## Exercise tasks
1. In the post on making pastels, what binder was added to the pigment?
2. Reproduce the part of the post on making pastels starting at "Adding binder. Gum" and ending at "really was incredible.".
3. Write what comes next in the post on making pastels, picking up after its final sentence.

## Excerpted passage
····················
Materiality: Pastels 2

Posted on 2021-08-202023-01-13

Following on from what I learned in the first part of this exploration, I decided to try my hand at creating my own pastels.

For my pigment I gathered soil from my garden, and I also purchased a couple pigments so I could compare a professional pigment to my own stumbling attempts.

Washing soil to remove organic debris

I never thought I’d say the phrase “I’m washing dirt”. But here I was washing dirt. It took a lot of rinsing before I was reasonably satisfied that I’d gotten out what I could.

Adding binder. Gum Tragacanth
“Glenwood Grey”, Cassel Earth and Ultramarine

The ultramarine was so blue I thought it would burn out my eyes. It really was incredible.

Painting dirt into my sketchbook
Mulling pigment and water to refine the particle size
A nice rich brown… which they will not be once they dry
Glamour shot on the “Glenwood Grey”

Well. The ultramarine worked best. But these are some hard pastels. The garden pigment is much much grainier than the profressional pigments, which is of no surprise.
····················
## Supplied material

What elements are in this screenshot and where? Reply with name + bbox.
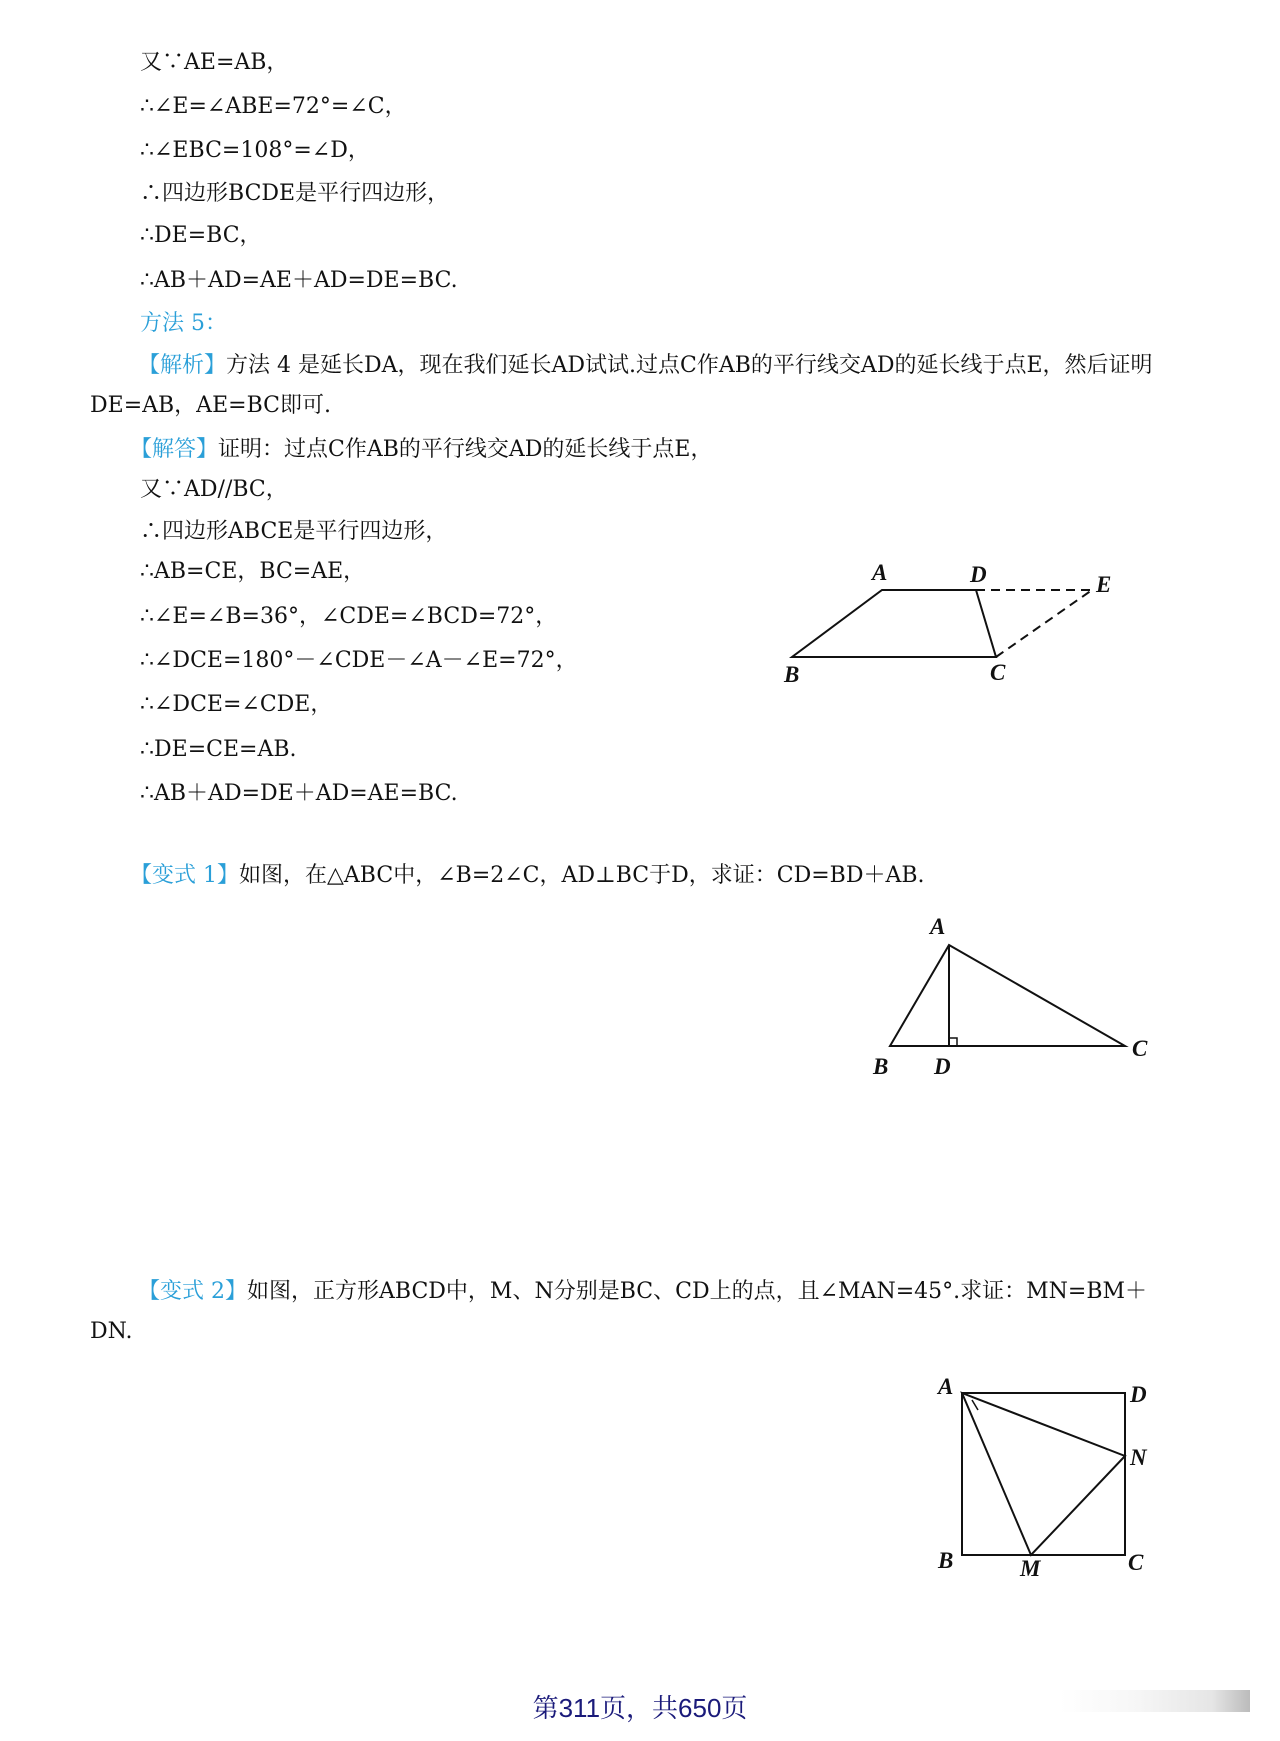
····················
## Answer set
1. Gum Tragacanth.

2.
Adding binder. Gum Tragacanth
“Glenwood Grey”, Cassel Earth and Ultramarine

The ultramarine was so blue I thought it would burn out my eyes. It really was incredible.

3.
Also, I mixed the gum Tragacanth at the wrong proportion. I was supposed to use the ratio 1:30 by weight, but I forgot that last part about weight. 1:30 by volume is a very different thing. Anyway, way too hard. I need a scale that can weigh such light things — my kitchen scale probably cannot.

But I’m not unhappy at all. The ultramarine is far far more intense than any of the ultramarine pastels that I have (Rembrandt, Terry Lewis) which indicates to me that claims of “pure pigment pastels” might be inflated a little.

With the Cassel earth, it is a nice dark tone that I could use like Paula Rego to cut through layers of other pastel.

With my garden pigment, I need to do another round and make refine the pigment further. I really want to make something with these.